### [INSTRUCTIONS FOR THE TASK]
Retype the data that follows line by line, exactly, and leave its pictures out.

### [PROVIDED DATA]
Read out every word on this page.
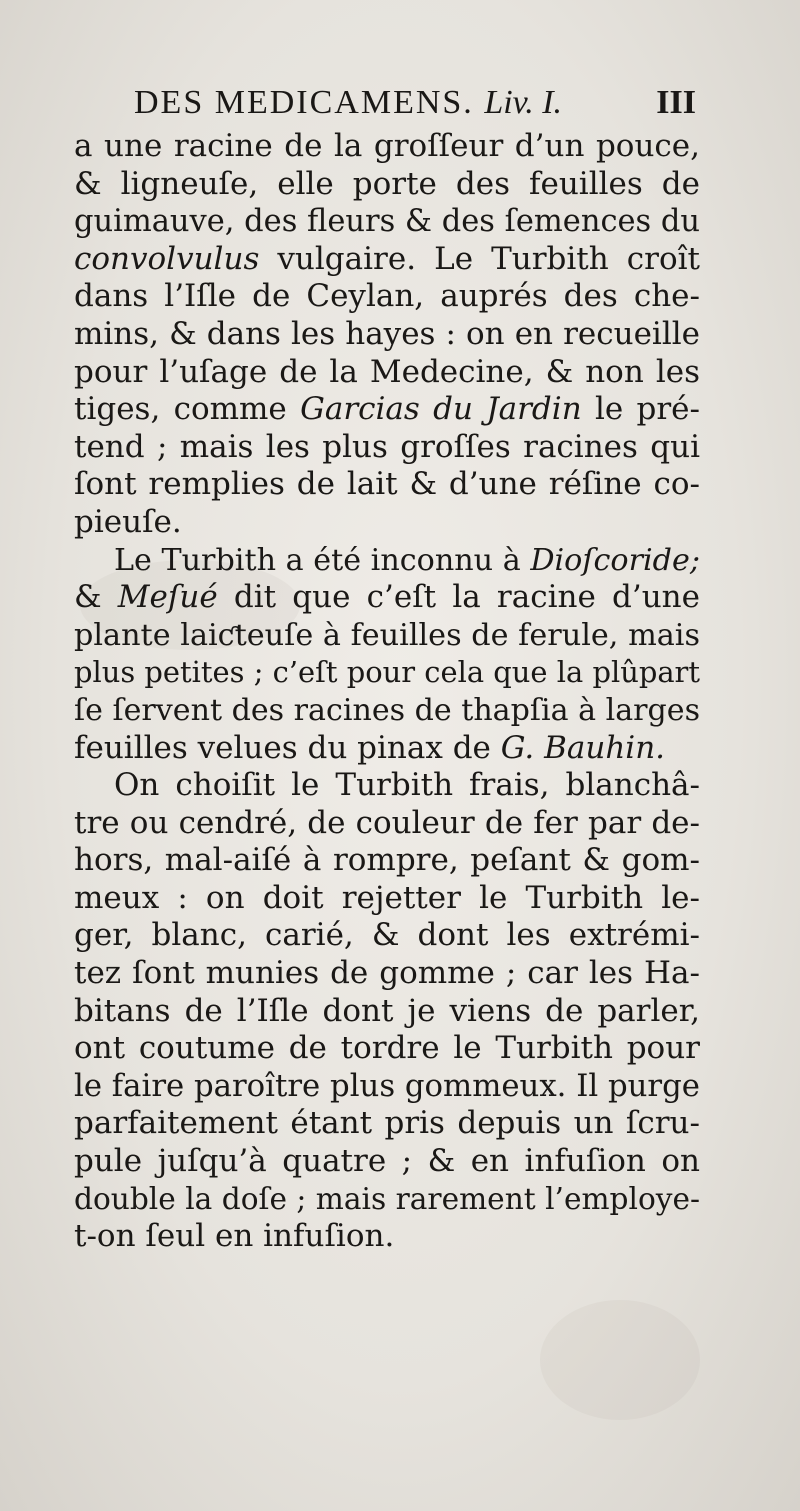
DES MEDICAMENS. Liv. I.	III
a une racine de la groſſeur d’un pouce,
& ligneuſe, elle porte des feuilles de
guimauve, des fleurs & des ſemences du
convolvulus vulgaire. Le Turbith croît
dans l’Iſle de Ceylan, auprés des che-
mins, & dans les hayes : on en recueille
pour l’uſage de la Medecine, & non les
tiges, comme Garcias du Jardin le pré-
tend ; mais les plus groſſes racines qui
ſont remplies de lait & d’une réſine co-
pieuſe.
Le Turbith a été inconnu à Dioſcoride;
& Meſué dit que c’eſt la racine d’une
plante laiƈteuſe à feuilles de ferule, mais
plus petites ; c’eſt pour cela que la plûpart
ſe ſervent des racines de thapſia à larges
feuilles velues du pinax de G. Bauhin.
On choiſit le Turbith frais, blanchâ-
tre ou cendré, de couleur de fer par de-
hors, mal-aiſé à rompre, peſant & gom-
meux : on doit rejetter le Turbith le-
ger, blanc, carié, & dont les extrémi-
tez ſont munies de gomme ; car les Ha-
bitans de l’Iſle dont je viens de parler,
ont coutume de tordre le Turbith pour
le faire paroître plus gommeux. Il purge
parfaitement étant pris depuis un ſcru-
pule juſqu’à quatre ; & en infuſion on
double la doſe ; mais rarement l’employe-
t-on ſeul en infuſion.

### [FINISHED TASK]
Read out every word on this page.
DES MEDICAMENS. Liv. I.	III
a une racine de la groſſeur d’un pouce,
& ligneuſe, elle porte des feuilles de
guimauve, des fleurs & des ſemences du
convolvulus vulgaire. Le Turbith croît
dans l’Iſle de Ceylan, auprés des che-
mins, & dans les hayes : on en recueille
pour l’uſage de la Medecine, & non les
tiges, comme Garcias du Jardin le pré-
tend ; mais les plus groſſes racines qui
ſont remplies de lait & d’une réſine co-
pieuſe.
Le Turbith a été inconnu à Dioſcoride;
& Meſué dit que c’eſt la racine d’une
plante laiƈteuſe à feuilles de ferule, mais
plus petites ; c’eſt pour cela que la plûpart
ſe ſervent des racines de thapſia à larges
feuilles velues du pinax de G. Bauhin.
On choiſit le Turbith frais, blanchâ-
tre ou cendré, de couleur de fer par de-
hors, mal-aiſé à rompre, peſant & gom-
meux : on doit rejetter le Turbith le-
ger, blanc, carié, & dont les extrémi-
tez ſont munies de gomme ; car les Ha-
bitans de l’Iſle dont je viens de parler,
ont coutume de tordre le Turbith pour
le faire paroître plus gommeux. Il purge
parfaitement étant pris depuis un ſcru-
pule juſqu’à quatre ; & en infuſion on
double la doſe ; mais rarement l’employe-
t-on ſeul en infuſion.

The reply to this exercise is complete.